## Given request:
Give every entry again, word for word.

[Extracts from a graphics dataset]

(begin)

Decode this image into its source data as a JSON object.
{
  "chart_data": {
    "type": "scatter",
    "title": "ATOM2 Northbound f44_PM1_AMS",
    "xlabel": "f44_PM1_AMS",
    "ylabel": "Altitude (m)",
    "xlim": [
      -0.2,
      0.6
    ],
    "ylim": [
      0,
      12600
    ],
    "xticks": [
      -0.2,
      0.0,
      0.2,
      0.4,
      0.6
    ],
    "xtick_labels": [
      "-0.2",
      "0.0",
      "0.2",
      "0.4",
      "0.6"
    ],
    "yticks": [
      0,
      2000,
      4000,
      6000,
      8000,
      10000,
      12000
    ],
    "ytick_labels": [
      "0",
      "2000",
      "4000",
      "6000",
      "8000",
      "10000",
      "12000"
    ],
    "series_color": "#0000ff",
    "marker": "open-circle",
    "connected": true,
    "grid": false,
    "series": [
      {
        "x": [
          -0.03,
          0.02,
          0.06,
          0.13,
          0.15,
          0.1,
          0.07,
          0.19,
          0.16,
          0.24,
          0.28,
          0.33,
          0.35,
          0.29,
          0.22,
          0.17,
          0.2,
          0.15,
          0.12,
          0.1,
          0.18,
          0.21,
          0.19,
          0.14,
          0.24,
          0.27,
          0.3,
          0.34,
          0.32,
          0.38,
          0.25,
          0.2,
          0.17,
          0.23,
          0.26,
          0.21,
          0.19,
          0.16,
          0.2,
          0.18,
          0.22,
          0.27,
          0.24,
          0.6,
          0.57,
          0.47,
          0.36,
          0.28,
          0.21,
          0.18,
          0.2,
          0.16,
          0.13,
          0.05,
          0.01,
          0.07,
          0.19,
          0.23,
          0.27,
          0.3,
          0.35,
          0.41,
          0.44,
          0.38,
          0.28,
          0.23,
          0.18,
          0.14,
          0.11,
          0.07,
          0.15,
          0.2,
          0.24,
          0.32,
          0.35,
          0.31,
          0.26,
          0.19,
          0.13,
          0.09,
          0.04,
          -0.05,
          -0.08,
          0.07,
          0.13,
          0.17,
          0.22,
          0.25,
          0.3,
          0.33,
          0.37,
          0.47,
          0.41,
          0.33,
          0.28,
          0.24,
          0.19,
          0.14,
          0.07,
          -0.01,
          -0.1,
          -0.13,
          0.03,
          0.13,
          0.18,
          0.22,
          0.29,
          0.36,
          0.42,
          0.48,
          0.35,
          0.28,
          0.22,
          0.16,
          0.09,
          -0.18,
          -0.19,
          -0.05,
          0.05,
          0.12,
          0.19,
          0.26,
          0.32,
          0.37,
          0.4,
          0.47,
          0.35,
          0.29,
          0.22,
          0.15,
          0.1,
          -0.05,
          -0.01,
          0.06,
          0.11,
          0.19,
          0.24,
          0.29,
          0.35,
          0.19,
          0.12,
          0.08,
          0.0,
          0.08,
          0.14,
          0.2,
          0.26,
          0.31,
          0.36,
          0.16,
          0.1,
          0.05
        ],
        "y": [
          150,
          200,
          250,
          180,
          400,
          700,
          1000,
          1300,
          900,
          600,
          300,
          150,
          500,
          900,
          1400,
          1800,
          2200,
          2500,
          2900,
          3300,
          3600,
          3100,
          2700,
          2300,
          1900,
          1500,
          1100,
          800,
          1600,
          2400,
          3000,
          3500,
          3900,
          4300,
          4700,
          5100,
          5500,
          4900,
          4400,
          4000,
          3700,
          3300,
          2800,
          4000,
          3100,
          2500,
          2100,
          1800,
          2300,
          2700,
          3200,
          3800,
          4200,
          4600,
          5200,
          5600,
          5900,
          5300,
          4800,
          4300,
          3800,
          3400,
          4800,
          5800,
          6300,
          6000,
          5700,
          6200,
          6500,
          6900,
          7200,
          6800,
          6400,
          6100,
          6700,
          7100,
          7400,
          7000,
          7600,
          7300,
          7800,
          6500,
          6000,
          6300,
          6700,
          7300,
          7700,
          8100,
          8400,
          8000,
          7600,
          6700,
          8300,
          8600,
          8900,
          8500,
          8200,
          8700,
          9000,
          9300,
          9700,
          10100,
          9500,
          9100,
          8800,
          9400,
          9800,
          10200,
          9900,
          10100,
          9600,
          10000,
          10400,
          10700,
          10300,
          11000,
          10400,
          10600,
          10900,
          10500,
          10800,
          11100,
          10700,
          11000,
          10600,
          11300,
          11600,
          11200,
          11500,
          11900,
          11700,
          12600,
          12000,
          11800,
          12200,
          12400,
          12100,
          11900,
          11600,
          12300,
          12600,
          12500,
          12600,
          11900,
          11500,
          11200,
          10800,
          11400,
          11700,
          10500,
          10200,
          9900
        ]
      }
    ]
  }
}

(end)

## Exercise response:
Decode this image into its source data as a JSON object.
{
  "chart_data": {
    "type": "scatter",
    "title": "ATOM2 Northbound f44_PM1_AMS",
    "xlabel": "f44_PM1_AMS",
    "ylabel": "Altitude (m)",
    "xlim": [
      -0.2,
      0.6
    ],
    "ylim": [
      0,
      12600
    ],
    "xticks": [
      -0.2,
      0.0,
      0.2,
      0.4,
      0.6
    ],
    "xtick_labels": [
      "-0.2",
      "0.0",
      "0.2",
      "0.4",
      "0.6"
    ],
    "yticks": [
      0,
      2000,
      4000,
      6000,
      8000,
      10000,
      12000
    ],
    "ytick_labels": [
      "0",
      "2000",
      "4000",
      "6000",
      "8000",
      "10000",
      "12000"
    ],
    "series_color": "#0000ff",
    "marker": "open-circle",
    "connected": true,
    "grid": false,
    "series": [
      {
        "x": [
          -0.03,
          0.02,
          0.06,
          0.13,
          0.15,
          0.1,
          0.07,
          0.19,
          0.16,
          0.24,
          0.28,
          0.33,
          0.35,
          0.29,
          0.22,
          0.17,
          0.2,
          0.15,
          0.12,
          0.1,
          0.18,
          0.21,
          0.19,
          0.14,
          0.24,
          0.27,
          0.3,
          0.34,
          0.32,
          0.38,
          0.25,
          0.2,
          0.17,
          0.23,
          0.26,
          0.21,
          0.19,
          0.16,
          0.2,
          0.18,
          0.22,
          0.27,
          0.24,
          0.6,
          0.57,
          0.47,
          0.36,
          0.28,
          0.21,
          0.18,
          0.2,
          0.16,
          0.13,
          0.05,
          0.01,
          0.07,
          0.19,
          0.23,
          0.27,
          0.3,
          0.35,
          0.41,
          0.44,
          0.38,
          0.28,
          0.23,
          0.18,
          0.14,
          0.11,
          0.07,
          0.15,
          0.2,
          0.24,
          0.32,
          0.35,
          0.31,
          0.26,
          0.19,
          0.13,
          0.09,
          0.04,
          -0.05,
          -0.08,
          0.07,
          0.13,
          0.17,
          0.22,
          0.25,
          0.3,
          0.33,
          0.37,
          0.47,
          0.41,
          0.33,
          0.28,
          0.24,
          0.19,
          0.14,
          0.07,
          -0.01,
          -0.1,
          -0.13,
          0.03,
          0.13,
          0.18,
          0.22,
          0.29,
          0.36,
          0.42,
          0.48,
          0.35,
          0.28,
          0.22,
          0.16,
          0.09,
          -0.18,
          -0.19,
          -0.05,
          0.05,
          0.12,
          0.19,
          0.26,
          0.32,
          0.37,
          0.4,
          0.47,
          0.35,
          0.29,
          0.22,
          0.15,
          0.1,
          -0.05,
          -0.01,
          0.06,
          0.11,
          0.19,
          0.24,
          0.29,
          0.35,
          0.19,
          0.12,
          0.08,
          0.0,
          0.08,
          0.14,
          0.2,
          0.26,
          0.31,
          0.36,
          0.16,
          0.1,
          0.05
        ],
        "y": [
          150,
          200,
          250,
          180,
          400,
          700,
          1000,
          1300,
          900,
          600,
          300,
          150,
          500,
          900,
          1400,
          1800,
          2200,
          2500,
          2900,
          3300,
          3600,
          3100,
          2700,
          2300,
          1900,
          1500,
          1100,
          800,
          1600,
          2400,
          3000,
          3500,
          3900,
          4300,
          4700,
          5100,
          5500,
          4900,
          4400,
          4000,
          3700,
          3300,
          2800,
          4000,
          3100,
          2500,
          2100,
          1800,
          2300,
          2700,
          3200,
          3800,
          4200,
          4600,
          5200,
          5600,
          5900,
          5300,
          4800,
          4300,
          3800,
          3400,
          4800,
          5800,
          6300,
          6000,
          5700,
          6200,
          6500,
          6900,
          7200,
          6800,
          6400,
          6100,
          6700,
          7100,
          7400,
          7000,
          7600,
          7300,
          7800,
          6500,
          6000,
          6300,
          6700,
          7300,
          7700,
          8100,
          8400,
          8000,
          7600,
          6700,
          8300,
          8600,
          8900,
          8500,
          8200,
          8700,
          9000,
          9300,
          9700,
          10100,
          9500,
          9100,
          8800,
          9400,
          9800,
          10200,
          9900,
          10100,
          9600,
          10000,
          10400,
          10700,
          10300,
          11000,
          10400,
          10600,
          10900,
          10500,
          10800,
          11100,
          10700,
          11000,
          10600,
          11300,
          11600,
          11200,
          11500,
          11900,
          11700,
          12600,
          12000,
          11800,
          12200,
          12400,
          12100,
          11900,
          11600,
          12300,
          12600,
          12500,
          12600,
          11900,
          11500,
          11200,
          10800,
          11400,
          11700,
          10500,
          10200,
          9900
        ]
      }
    ]
  }
}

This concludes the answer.